WHAT TO PRODUCE -
All of the records below must be output exactly, with no pictures carried over.

** start of INPUT RECORDS **

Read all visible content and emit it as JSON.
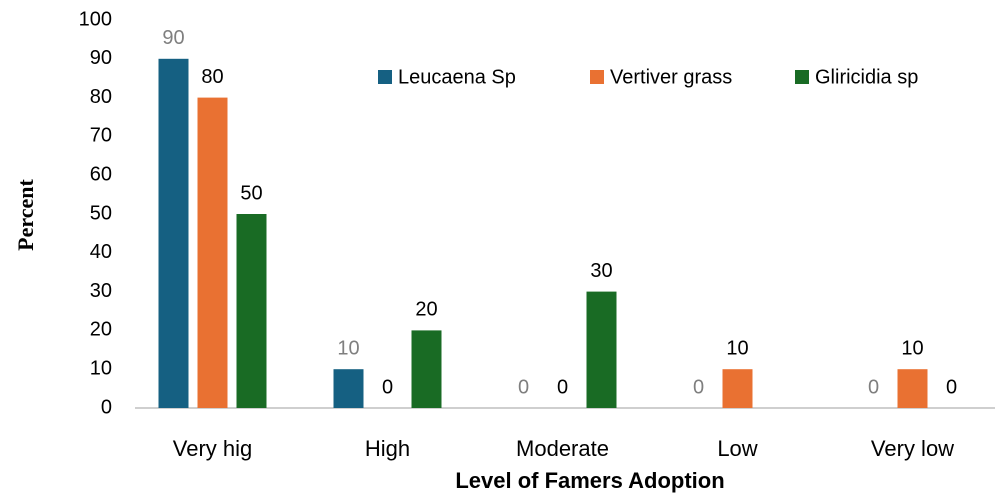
{
  "chart_data": {
    "type": "bar",
    "x_label": "Level of Famers Adoption",
    "y_label": "Percent",
    "categories": [
      "Very hig",
      "High",
      "Moderate",
      "Low",
      "Very low"
    ],
    "series": [
      {
        "name": "Leucaena Sp",
        "color": "#156082",
        "label_color": "#7f7f7f",
        "values": [
          90,
          10,
          0,
          0,
          0
        ]
      },
      {
        "name": "Vertiver grass",
        "color": "#e97132",
        "label_color": "#000000",
        "values": [
          80,
          0,
          0,
          10,
          10
        ]
      },
      {
        "name": "Gliricidia sp",
        "color": "#196b24",
        "label_color": "#000000",
        "values": [
          50,
          20,
          30,
          null,
          0
        ]
      }
    ],
    "ylim": [
      0,
      100
    ],
    "yticks": [
      0,
      10,
      20,
      30,
      40,
      50,
      60,
      70,
      80,
      90,
      100
    ],
    "grid": false,
    "legend": "top-right"
  }
}
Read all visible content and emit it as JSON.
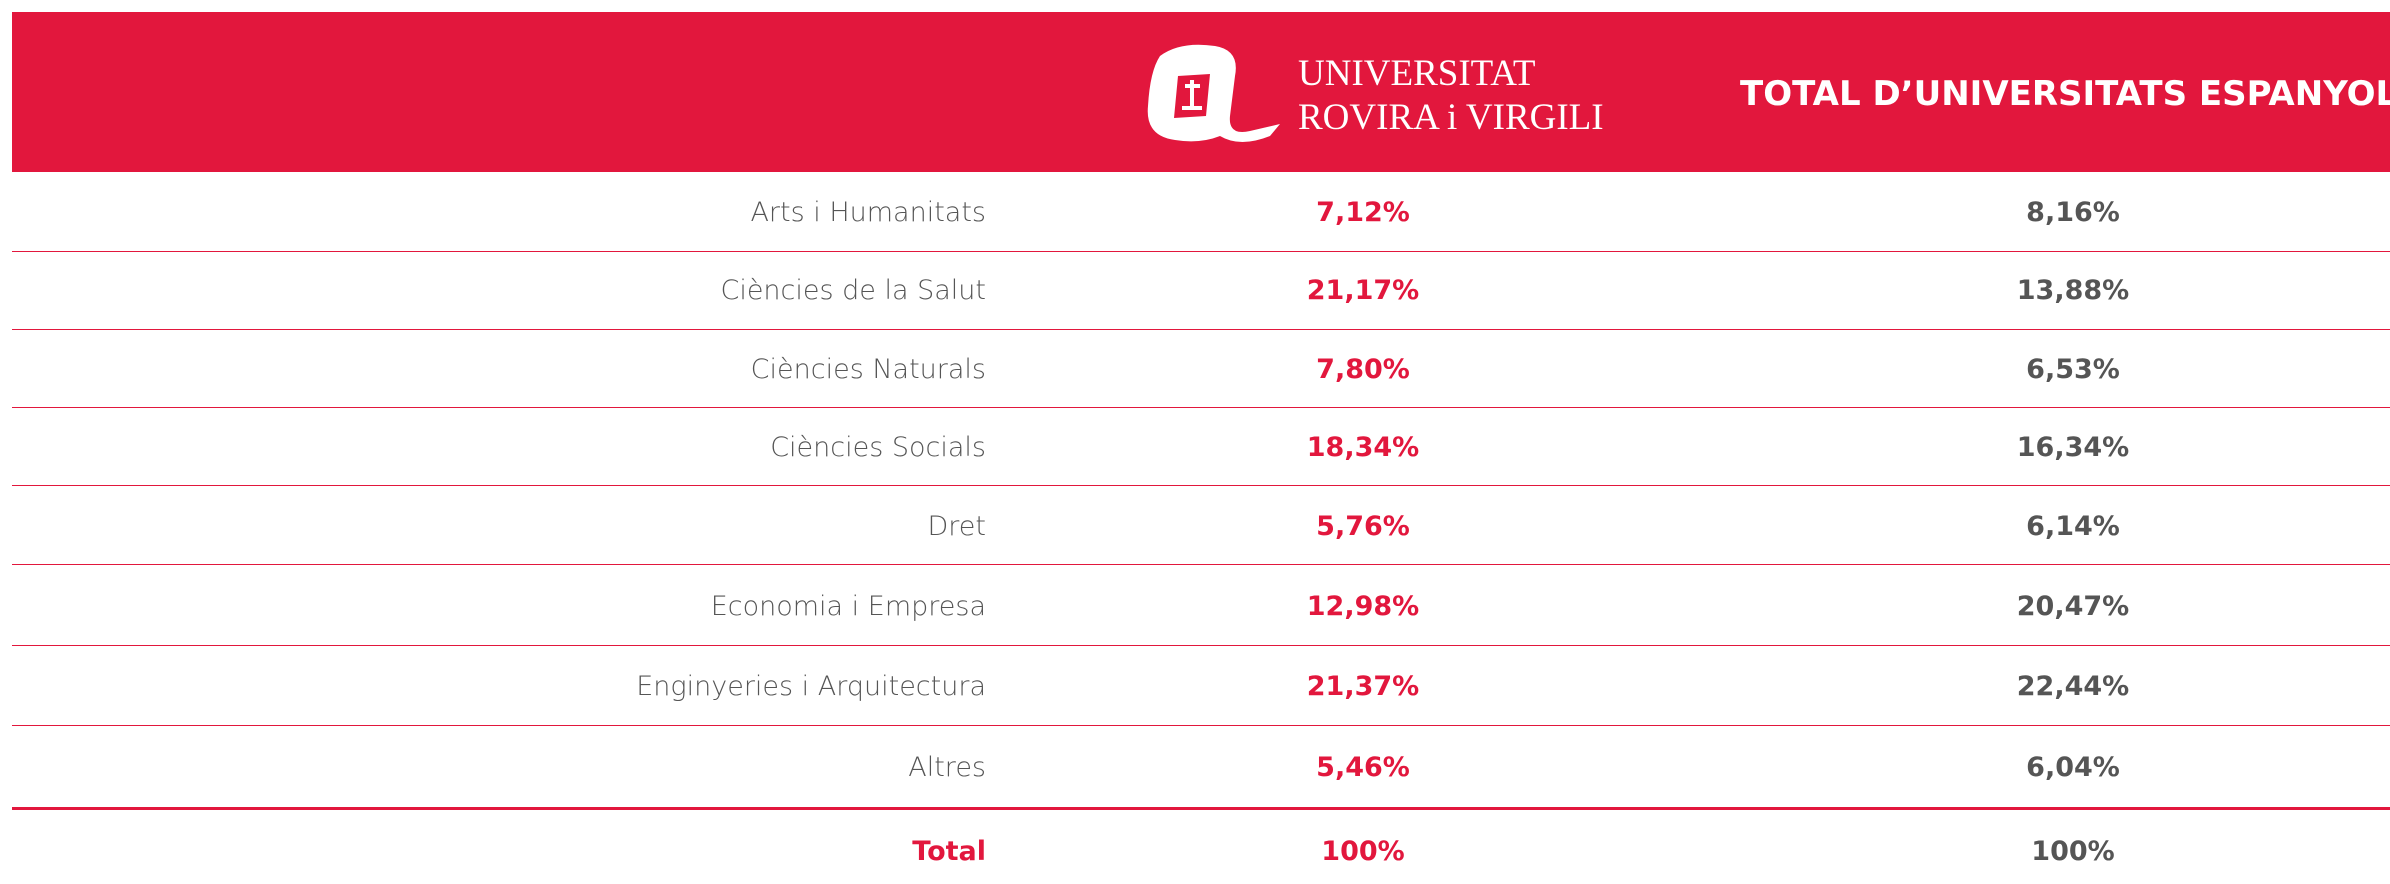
{
  "header": {
    "logo_lines": [
      "UNIVERSITAT",
      "ROVIRA i VIRGILI"
    ],
    "total_column": "TOTAL D’UNIVERSITATS ESPANYOLES"
  },
  "table": {
    "rows": [
      [
        "Arts i Humanitats",
        "7,12%",
        "8,16%"
      ],
      [
        "Ciències de la Salut",
        "21,17%",
        "13,88%"
      ],
      [
        "Ciències Naturals",
        "7,80%",
        "6,53%"
      ],
      [
        "Ciències Socials",
        "18,34%",
        "16,34%"
      ],
      [
        "Dret",
        "5,76%",
        "6,14%"
      ],
      [
        "Economia i Empresa",
        "12,98%",
        "20,47%"
      ],
      [
        "Enginyeries i Arquitectura",
        "21,37%",
        "22,44%"
      ],
      [
        "Altres",
        "5,46%",
        "6,04%"
      ]
    ],
    "total_row": [
      "Total",
      "100%",
      "100%"
    ]
  }
}
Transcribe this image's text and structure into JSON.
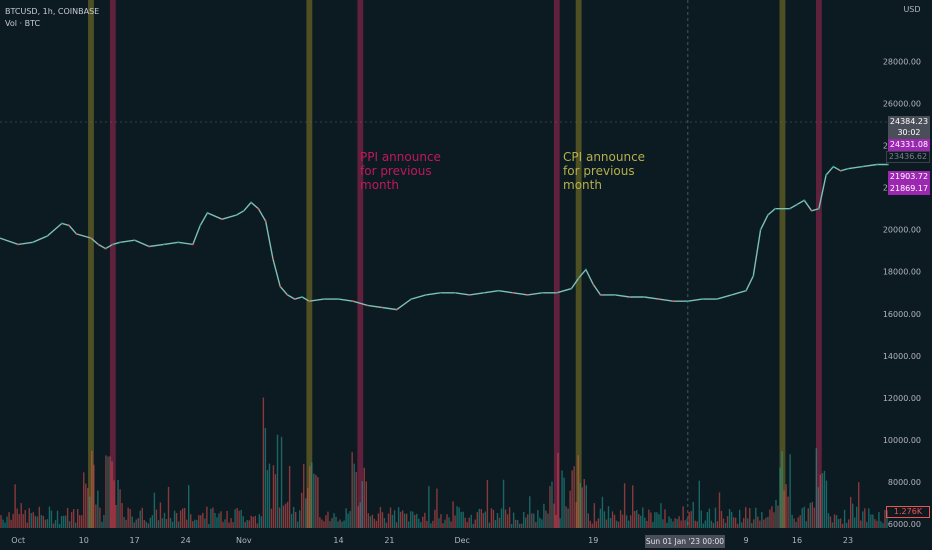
{
  "header": {
    "symbol_line": "BTCUSD, 1h, COINBASE",
    "volume_line": "Vol · BTC"
  },
  "colors": {
    "background": "#0c1a22",
    "ppi_band": "#6e2340",
    "cpi_band": "#5a5a24",
    "ppi_text": "#c2185b",
    "cpi_text": "#b5b04a",
    "up": "#26a69a",
    "down": "#ef5350",
    "tag_purple": "#9c27b0",
    "tag_gray": "#4a4e58"
  },
  "annotations": {
    "ppi": "PPI announce\nfor previous\nmonth",
    "cpi": "CPI announce\nfor previous\nmonth"
  },
  "price_tags": {
    "last_price": "24384.23",
    "countdown": "30:02",
    "tag_purple_1": "24331.08",
    "tag_gray": "23436.62",
    "tag_purple_2": "21903.72",
    "tag_purple_3": "21869.17",
    "volume_value": "1.276K"
  },
  "crosshair_label": "Sun 01 Jan '23   00:00",
  "chart_data": {
    "type": "line",
    "currency_label": "USD",
    "y_ticks": [
      "28000.00",
      "26000.00",
      "24000.00",
      "22000.00",
      "20000.00",
      "18000.00",
      "16000.00",
      "14000.00",
      "12000.00",
      "10000.00",
      "8000.00",
      "6000.00"
    ],
    "ylim": [
      6000,
      29500
    ],
    "x_ticks": [
      {
        "label": "Oct",
        "day": 0
      },
      {
        "label": "10",
        "day": 9
      },
      {
        "label": "17",
        "day": 16
      },
      {
        "label": "24",
        "day": 23
      },
      {
        "label": "Nov",
        "day": 31
      },
      {
        "label": "14",
        "day": 44
      },
      {
        "label": "21",
        "day": 51
      },
      {
        "label": "Dec",
        "day": 61
      },
      {
        "label": "19",
        "day": 79
      },
      {
        "label": "9",
        "day": 100
      },
      {
        "label": "16",
        "day": 107
      },
      {
        "label": "23",
        "day": 114
      }
    ],
    "xlim": [
      -2.5,
      119.5
    ],
    "crosshair_day": 92,
    "ppi_days": [
      13,
      47,
      74,
      110
    ],
    "cpi_days": [
      10,
      40,
      77,
      105
    ],
    "band_width_days": 0.8,
    "series": [
      {
        "points": [
          [
            -2.5,
            19600
          ],
          [
            0,
            19300
          ],
          [
            2,
            19400
          ],
          [
            4,
            19700
          ],
          [
            6,
            20300
          ],
          [
            7,
            20200
          ],
          [
            8,
            19800
          ],
          [
            10,
            19600
          ],
          [
            11,
            19300
          ],
          [
            12,
            19100
          ],
          [
            13,
            19300
          ],
          [
            14,
            19400
          ],
          [
            16,
            19500
          ],
          [
            18,
            19200
          ],
          [
            20,
            19300
          ],
          [
            22,
            19400
          ],
          [
            24,
            19300
          ],
          [
            25,
            20200
          ],
          [
            26,
            20800
          ],
          [
            28,
            20500
          ],
          [
            30,
            20700
          ],
          [
            31,
            20900
          ],
          [
            32,
            21300
          ],
          [
            33,
            21000
          ],
          [
            34,
            20400
          ],
          [
            35,
            18600
          ],
          [
            36,
            17300
          ],
          [
            37,
            16900
          ],
          [
            38,
            16700
          ],
          [
            39,
            16800
          ],
          [
            40,
            16600
          ],
          [
            42,
            16700
          ],
          [
            44,
            16700
          ],
          [
            46,
            16600
          ],
          [
            48,
            16400
          ],
          [
            50,
            16300
          ],
          [
            52,
            16200
          ],
          [
            54,
            16700
          ],
          [
            56,
            16900
          ],
          [
            58,
            17000
          ],
          [
            60,
            17000
          ],
          [
            62,
            16900
          ],
          [
            64,
            17000
          ],
          [
            66,
            17100
          ],
          [
            68,
            17000
          ],
          [
            70,
            16900
          ],
          [
            72,
            17000
          ],
          [
            74,
            17000
          ],
          [
            76,
            17200
          ],
          [
            77,
            17700
          ],
          [
            78,
            18100
          ],
          [
            79,
            17400
          ],
          [
            80,
            16900
          ],
          [
            82,
            16900
          ],
          [
            84,
            16800
          ],
          [
            86,
            16800
          ],
          [
            88,
            16700
          ],
          [
            90,
            16600
          ],
          [
            92,
            16600
          ],
          [
            94,
            16700
          ],
          [
            96,
            16700
          ],
          [
            98,
            16900
          ],
          [
            100,
            17100
          ],
          [
            101,
            17800
          ],
          [
            102,
            20000
          ],
          [
            103,
            20700
          ],
          [
            104,
            21000
          ],
          [
            106,
            21000
          ],
          [
            107,
            21200
          ],
          [
            108,
            21400
          ],
          [
            109,
            20900
          ],
          [
            110,
            21000
          ],
          [
            111,
            22600
          ],
          [
            112,
            23000
          ],
          [
            113,
            22800
          ],
          [
            114,
            22900
          ],
          [
            116,
            23000
          ],
          [
            118,
            23100
          ],
          [
            119.5,
            23100
          ]
        ]
      }
    ],
    "volume_note": "bars"
  }
}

** end of INPUT RECORDS **

THE ANSWER -
Read all visible content and emit it as JSON.
{
  "chart_data": {
    "type": "bar",
    "x_label": "Level of Famers Adoption",
    "y_label": "Percent",
    "categories": [
      "Very hig",
      "High",
      "Moderate",
      "Low",
      "Very low"
    ],
    "series": [
      {
        "name": "Leucaena Sp",
        "color": "#156082",
        "label_color": "#7f7f7f",
        "values": [
          90,
          10,
          0,
          0,
          0
        ]
      },
      {
        "name": "Vertiver grass",
        "color": "#e97132",
        "label_color": "#000000",
        "values": [
          80,
          0,
          0,
          10,
          10
        ]
      },
      {
        "name": "Gliricidia sp",
        "color": "#196b24",
        "label_color": "#000000",
        "values": [
          50,
          20,
          30,
          null,
          0
        ]
      }
    ],
    "ylim": [
      0,
      100
    ],
    "yticks": [
      0,
      10,
      20,
      30,
      40,
      50,
      60,
      70,
      80,
      90,
      100
    ],
    "grid": false,
    "legend": "top-right"
  }
}
Read all visible content and emit it as JSON.
{
  "header": {
    "logo_lines": [
      "UNIVERSITAT",
      "ROVIRA i VIRGILI"
    ],
    "total_column": "TOTAL D’UNIVERSITATS ESPANYOLES"
  },
  "table": {
    "rows": [
      [
        "Arts i Humanitats",
        "7,12%",
        "8,16%"
      ],
      [
        "Ciències de la Salut",
        "21,17%",
        "13,88%"
      ],
      [
        "Ciències Naturals",
        "7,80%",
        "6,53%"
      ],
      [
        "Ciències Socials",
        "18,34%",
        "16,34%"
      ],
      [
        "Dret",
        "5,76%",
        "6,14%"
      ],
      [
        "Economia i Empresa",
        "12,98%",
        "20,47%"
      ],
      [
        "Enginyeries i Arquitectura",
        "21,37%",
        "22,44%"
      ],
      [
        "Altres",
        "5,46%",
        "6,04%"
      ]
    ],
    "total_row": [
      "Total",
      "100%",
      "100%"
    ]
  }
}
Transcribe this image's text and structure into JSON.
{
  "header": {
    "symbol_line": "BTCUSD, 1h, COINBASE",
    "volume_line": "Vol · BTC"
  },
  "colors": {
    "background": "#0c1a22",
    "ppi_band": "#6e2340",
    "cpi_band": "#5a5a24",
    "ppi_text": "#c2185b",
    "cpi_text": "#b5b04a",
    "up": "#26a69a",
    "down": "#ef5350",
    "tag_purple": "#9c27b0",
    "tag_gray": "#4a4e58"
  },
  "annotations": {
    "ppi": "PPI announce\nfor previous\nmonth",
    "cpi": "CPI announce\nfor previous\nmonth"
  },
  "price_tags": {
    "last_price": "24384.23",
    "countdown": "30:02",
    "tag_purple_1": "24331.08",
    "tag_gray": "23436.62",
    "tag_purple_2": "21903.72",
    "tag_purple_3": "21869.17",
    "volume_value": "1.276K"
  },
  "crosshair_label": "Sun 01 Jan '23   00:00",
  "chart_data": {
    "type": "line",
    "currency_label": "USD",
    "y_ticks": [
      "28000.00",
      "26000.00",
      "24000.00",
      "22000.00",
      "20000.00",
      "18000.00",
      "16000.00",
      "14000.00",
      "12000.00",
      "10000.00",
      "8000.00",
      "6000.00"
    ],
    "ylim": [
      6000,
      29500
    ],
    "x_ticks": [
      {
        "label": "Oct",
        "day": 0
      },
      {
        "label": "10",
        "day": 9
      },
      {
        "label": "17",
        "day": 16
      },
      {
        "label": "24",
        "day": 23
      },
      {
        "label": "Nov",
        "day": 31
      },
      {
        "label": "14",
        "day": 44
      },
      {
        "label": "21",
        "day": 51
      },
      {
        "label": "Dec",
        "day": 61
      },
      {
        "label": "19",
        "day": 79
      },
      {
        "label": "9",
        "day": 100
      },
      {
        "label": "16",
        "day": 107
      },
      {
        "label": "23",
        "day": 114
      }
    ],
    "xlim": [
      -2.5,
      119.5
    ],
    "crosshair_day": 92,
    "ppi_days": [
      13,
      47,
      74,
      110
    ],
    "cpi_days": [
      10,
      40,
      77,
      105
    ],
    "band_width_days": 0.8,
    "series": [
      {
        "points": [
          [
            -2.5,
            19600
          ],
          [
            0,
            19300
          ],
          [
            2,
            19400
          ],
          [
            4,
            19700
          ],
          [
            6,
            20300
          ],
          [
            7,
            20200
          ],
          [
            8,
            19800
          ],
          [
            10,
            19600
          ],
          [
            11,
            19300
          ],
          [
            12,
            19100
          ],
          [
            13,
            19300
          ],
          [
            14,
            19400
          ],
          [
            16,
            19500
          ],
          [
            18,
            19200
          ],
          [
            20,
            19300
          ],
          [
            22,
            19400
          ],
          [
            24,
            19300
          ],
          [
            25,
            20200
          ],
          [
            26,
            20800
          ],
          [
            28,
            20500
          ],
          [
            30,
            20700
          ],
          [
            31,
            20900
          ],
          [
            32,
            21300
          ],
          [
            33,
            21000
          ],
          [
            34,
            20400
          ],
          [
            35,
            18600
          ],
          [
            36,
            17300
          ],
          [
            37,
            16900
          ],
          [
            38,
            16700
          ],
          [
            39,
            16800
          ],
          [
            40,
            16600
          ],
          [
            42,
            16700
          ],
          [
            44,
            16700
          ],
          [
            46,
            16600
          ],
          [
            48,
            16400
          ],
          [
            50,
            16300
          ],
          [
            52,
            16200
          ],
          [
            54,
            16700
          ],
          [
            56,
            16900
          ],
          [
            58,
            17000
          ],
          [
            60,
            17000
          ],
          [
            62,
            16900
          ],
          [
            64,
            17000
          ],
          [
            66,
            17100
          ],
          [
            68,
            17000
          ],
          [
            70,
            16900
          ],
          [
            72,
            17000
          ],
          [
            74,
            17000
          ],
          [
            76,
            17200
          ],
          [
            77,
            17700
          ],
          [
            78,
            18100
          ],
          [
            79,
            17400
          ],
          [
            80,
            16900
          ],
          [
            82,
            16900
          ],
          [
            84,
            16800
          ],
          [
            86,
            16800
          ],
          [
            88,
            16700
          ],
          [
            90,
            16600
          ],
          [
            92,
            16600
          ],
          [
            94,
            16700
          ],
          [
            96,
            16700
          ],
          [
            98,
            16900
          ],
          [
            100,
            17100
          ],
          [
            101,
            17800
          ],
          [
            102,
            20000
          ],
          [
            103,
            20700
          ],
          [
            104,
            21000
          ],
          [
            106,
            21000
          ],
          [
            107,
            21200
          ],
          [
            108,
            21400
          ],
          [
            109,
            20900
          ],
          [
            110,
            21000
          ],
          [
            111,
            22600
          ],
          [
            112,
            23000
          ],
          [
            113,
            22800
          ],
          [
            114,
            22900
          ],
          [
            116,
            23000
          ],
          [
            118,
            23100
          ],
          [
            119.5,
            23100
          ]
        ]
      }
    ],
    "volume_note": "bars"
  }
}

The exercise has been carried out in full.